WORK TO BE COMPLETED: Go through the records below line by line. Count the lines with "Yesterday" and give the count alone.

# RAW RECORDS start

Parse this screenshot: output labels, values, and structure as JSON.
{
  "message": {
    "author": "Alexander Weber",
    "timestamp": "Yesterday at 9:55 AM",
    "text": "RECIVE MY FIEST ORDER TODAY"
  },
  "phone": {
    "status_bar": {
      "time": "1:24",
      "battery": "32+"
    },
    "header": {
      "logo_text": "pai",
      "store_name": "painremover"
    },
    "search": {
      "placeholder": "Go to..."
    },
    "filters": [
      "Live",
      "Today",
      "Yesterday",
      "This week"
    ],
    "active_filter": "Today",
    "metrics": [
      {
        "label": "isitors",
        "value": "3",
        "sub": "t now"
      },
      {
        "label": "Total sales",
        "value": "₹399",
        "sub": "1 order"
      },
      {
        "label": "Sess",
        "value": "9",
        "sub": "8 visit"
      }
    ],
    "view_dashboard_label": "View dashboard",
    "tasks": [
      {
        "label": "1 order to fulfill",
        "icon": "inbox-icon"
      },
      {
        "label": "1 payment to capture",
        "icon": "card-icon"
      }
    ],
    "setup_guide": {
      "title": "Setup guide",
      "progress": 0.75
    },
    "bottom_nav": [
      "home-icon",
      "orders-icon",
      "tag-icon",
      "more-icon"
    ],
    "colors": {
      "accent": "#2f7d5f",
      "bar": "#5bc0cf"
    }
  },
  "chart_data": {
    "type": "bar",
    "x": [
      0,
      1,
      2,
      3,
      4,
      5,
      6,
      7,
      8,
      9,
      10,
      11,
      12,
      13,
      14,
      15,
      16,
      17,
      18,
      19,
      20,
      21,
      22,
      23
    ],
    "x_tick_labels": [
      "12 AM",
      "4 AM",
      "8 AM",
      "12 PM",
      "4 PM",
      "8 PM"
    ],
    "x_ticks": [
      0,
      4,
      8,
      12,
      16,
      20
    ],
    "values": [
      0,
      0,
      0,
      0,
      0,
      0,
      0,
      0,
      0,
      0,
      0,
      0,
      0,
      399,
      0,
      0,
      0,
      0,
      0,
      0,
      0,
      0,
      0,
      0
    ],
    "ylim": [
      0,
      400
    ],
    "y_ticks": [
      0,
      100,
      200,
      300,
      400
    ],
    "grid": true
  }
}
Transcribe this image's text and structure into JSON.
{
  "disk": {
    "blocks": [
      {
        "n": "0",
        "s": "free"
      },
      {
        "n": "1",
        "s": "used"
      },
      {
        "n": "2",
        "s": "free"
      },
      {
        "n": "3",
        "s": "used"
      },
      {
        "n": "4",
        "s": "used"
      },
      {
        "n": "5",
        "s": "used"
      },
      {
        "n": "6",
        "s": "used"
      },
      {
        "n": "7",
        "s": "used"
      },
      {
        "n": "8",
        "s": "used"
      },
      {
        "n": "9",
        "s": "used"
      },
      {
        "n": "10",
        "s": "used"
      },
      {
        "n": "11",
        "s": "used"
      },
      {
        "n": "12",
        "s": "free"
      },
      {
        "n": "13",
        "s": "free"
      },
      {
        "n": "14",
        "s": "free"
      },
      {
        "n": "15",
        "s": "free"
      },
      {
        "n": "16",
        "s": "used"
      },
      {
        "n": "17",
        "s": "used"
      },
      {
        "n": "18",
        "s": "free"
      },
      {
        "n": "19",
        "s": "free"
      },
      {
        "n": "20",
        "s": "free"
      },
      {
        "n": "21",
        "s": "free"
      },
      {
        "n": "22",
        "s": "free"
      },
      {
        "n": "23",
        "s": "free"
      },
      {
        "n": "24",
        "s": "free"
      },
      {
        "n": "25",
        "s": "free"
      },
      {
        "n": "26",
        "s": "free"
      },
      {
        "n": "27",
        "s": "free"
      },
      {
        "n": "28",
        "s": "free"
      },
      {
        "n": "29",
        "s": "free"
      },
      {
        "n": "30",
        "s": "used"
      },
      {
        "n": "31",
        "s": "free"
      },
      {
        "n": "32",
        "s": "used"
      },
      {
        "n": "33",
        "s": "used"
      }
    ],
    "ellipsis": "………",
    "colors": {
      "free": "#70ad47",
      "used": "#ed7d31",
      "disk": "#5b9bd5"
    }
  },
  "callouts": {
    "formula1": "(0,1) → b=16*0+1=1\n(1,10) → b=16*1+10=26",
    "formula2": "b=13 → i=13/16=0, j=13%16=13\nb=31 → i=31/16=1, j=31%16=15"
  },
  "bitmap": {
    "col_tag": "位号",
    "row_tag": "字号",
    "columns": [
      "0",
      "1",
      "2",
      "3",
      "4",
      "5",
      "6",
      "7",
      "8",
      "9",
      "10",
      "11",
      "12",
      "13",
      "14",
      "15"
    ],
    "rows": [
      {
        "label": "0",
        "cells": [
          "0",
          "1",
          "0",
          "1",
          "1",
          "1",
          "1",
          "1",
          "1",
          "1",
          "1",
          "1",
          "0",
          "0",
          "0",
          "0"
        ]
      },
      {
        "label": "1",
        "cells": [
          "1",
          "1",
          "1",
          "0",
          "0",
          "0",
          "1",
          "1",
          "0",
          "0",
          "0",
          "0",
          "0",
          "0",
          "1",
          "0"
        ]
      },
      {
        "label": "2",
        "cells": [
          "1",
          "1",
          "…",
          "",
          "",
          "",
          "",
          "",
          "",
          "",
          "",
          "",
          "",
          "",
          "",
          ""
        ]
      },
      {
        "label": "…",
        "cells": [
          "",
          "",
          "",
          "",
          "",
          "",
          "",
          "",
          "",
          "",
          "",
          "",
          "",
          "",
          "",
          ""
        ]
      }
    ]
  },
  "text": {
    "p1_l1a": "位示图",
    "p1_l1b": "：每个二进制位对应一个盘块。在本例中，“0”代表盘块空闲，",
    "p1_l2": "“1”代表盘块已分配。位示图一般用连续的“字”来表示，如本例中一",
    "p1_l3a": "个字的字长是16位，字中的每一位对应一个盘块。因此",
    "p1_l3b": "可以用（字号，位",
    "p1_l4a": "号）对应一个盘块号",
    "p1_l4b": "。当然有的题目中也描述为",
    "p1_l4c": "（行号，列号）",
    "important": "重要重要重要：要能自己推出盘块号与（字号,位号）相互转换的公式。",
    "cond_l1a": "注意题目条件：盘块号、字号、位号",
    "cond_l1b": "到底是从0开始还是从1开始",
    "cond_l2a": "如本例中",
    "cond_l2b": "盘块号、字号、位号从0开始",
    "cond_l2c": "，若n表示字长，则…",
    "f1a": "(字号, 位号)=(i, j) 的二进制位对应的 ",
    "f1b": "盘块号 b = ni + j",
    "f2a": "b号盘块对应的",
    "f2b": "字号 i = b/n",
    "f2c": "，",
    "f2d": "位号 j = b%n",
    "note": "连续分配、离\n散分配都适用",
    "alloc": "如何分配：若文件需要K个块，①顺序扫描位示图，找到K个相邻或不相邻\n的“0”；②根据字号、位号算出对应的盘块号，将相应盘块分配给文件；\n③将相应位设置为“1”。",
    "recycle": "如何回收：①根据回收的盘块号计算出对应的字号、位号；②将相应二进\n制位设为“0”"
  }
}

# RAW RECORDS end

THE COMPLETED TASK: 2